** Start of DATASET EXTRACT **

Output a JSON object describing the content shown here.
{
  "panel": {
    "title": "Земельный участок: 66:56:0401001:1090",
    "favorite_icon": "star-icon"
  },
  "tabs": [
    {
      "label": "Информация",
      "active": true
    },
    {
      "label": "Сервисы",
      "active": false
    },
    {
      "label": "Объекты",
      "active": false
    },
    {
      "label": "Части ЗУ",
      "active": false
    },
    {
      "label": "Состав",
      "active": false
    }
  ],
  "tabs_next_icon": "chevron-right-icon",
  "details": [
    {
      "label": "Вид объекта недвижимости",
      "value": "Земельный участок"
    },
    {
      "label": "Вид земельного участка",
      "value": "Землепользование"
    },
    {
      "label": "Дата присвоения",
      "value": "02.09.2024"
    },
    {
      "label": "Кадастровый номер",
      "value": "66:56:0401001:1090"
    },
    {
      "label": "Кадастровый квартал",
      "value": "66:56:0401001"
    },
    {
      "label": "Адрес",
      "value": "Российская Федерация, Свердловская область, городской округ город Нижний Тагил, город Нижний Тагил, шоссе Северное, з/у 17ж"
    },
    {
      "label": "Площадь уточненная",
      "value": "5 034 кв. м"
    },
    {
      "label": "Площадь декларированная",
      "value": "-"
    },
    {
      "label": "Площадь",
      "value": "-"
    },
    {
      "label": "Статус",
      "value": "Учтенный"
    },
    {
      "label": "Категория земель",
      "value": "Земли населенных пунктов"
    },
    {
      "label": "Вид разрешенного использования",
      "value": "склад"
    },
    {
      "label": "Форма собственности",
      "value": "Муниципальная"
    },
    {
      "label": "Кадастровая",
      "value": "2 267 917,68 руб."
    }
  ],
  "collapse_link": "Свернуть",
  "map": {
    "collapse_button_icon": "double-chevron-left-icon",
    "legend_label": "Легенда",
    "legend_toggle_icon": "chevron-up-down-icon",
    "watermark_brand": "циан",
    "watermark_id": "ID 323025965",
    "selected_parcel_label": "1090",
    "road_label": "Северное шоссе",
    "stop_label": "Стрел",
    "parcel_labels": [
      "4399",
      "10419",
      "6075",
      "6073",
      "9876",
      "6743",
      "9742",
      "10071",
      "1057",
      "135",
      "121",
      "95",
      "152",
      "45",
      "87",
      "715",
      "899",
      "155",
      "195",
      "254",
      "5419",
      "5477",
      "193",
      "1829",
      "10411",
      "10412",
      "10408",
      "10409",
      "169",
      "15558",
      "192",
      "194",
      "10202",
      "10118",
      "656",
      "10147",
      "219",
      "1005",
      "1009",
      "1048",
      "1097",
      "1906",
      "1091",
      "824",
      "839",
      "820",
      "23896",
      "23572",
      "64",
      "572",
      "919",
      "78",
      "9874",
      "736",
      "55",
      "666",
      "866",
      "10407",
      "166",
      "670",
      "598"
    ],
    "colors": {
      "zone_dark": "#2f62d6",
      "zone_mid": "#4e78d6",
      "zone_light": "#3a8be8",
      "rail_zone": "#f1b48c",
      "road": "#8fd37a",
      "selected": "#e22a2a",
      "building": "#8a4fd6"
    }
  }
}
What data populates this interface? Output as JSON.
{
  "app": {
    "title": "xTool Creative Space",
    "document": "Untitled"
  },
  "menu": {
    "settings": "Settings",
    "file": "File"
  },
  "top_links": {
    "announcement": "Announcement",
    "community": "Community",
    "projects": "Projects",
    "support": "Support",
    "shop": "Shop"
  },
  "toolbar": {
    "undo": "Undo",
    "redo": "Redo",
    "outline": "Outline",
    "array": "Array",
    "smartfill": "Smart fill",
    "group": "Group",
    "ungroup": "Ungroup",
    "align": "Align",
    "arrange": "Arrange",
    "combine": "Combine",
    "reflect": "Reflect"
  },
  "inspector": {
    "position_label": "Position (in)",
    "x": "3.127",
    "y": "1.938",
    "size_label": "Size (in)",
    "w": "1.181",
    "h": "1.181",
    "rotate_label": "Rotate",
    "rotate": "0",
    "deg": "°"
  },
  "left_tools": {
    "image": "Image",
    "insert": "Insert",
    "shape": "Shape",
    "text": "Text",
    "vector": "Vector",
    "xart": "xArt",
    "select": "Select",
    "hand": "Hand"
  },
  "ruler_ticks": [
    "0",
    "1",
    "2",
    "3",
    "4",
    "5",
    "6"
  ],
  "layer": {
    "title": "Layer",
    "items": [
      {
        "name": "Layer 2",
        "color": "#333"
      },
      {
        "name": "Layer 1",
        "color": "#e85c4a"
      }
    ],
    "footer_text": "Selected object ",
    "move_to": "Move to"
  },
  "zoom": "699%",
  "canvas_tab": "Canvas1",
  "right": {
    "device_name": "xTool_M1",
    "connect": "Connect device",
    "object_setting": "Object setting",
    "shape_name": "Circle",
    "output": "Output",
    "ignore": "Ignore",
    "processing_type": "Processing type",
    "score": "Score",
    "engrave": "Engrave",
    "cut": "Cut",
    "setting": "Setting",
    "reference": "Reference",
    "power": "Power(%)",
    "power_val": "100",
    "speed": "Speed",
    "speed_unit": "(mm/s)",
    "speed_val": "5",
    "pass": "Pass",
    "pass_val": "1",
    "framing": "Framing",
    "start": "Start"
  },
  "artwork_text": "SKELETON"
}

** End of DATASET EXTRACT **

WHAT IS BEING ASKED
Which lines contain the word "JSON"? Return each of them.

TASK RESPONSE
Output a JSON object describing the content shown here.
What data populates this interface? Output as JSON.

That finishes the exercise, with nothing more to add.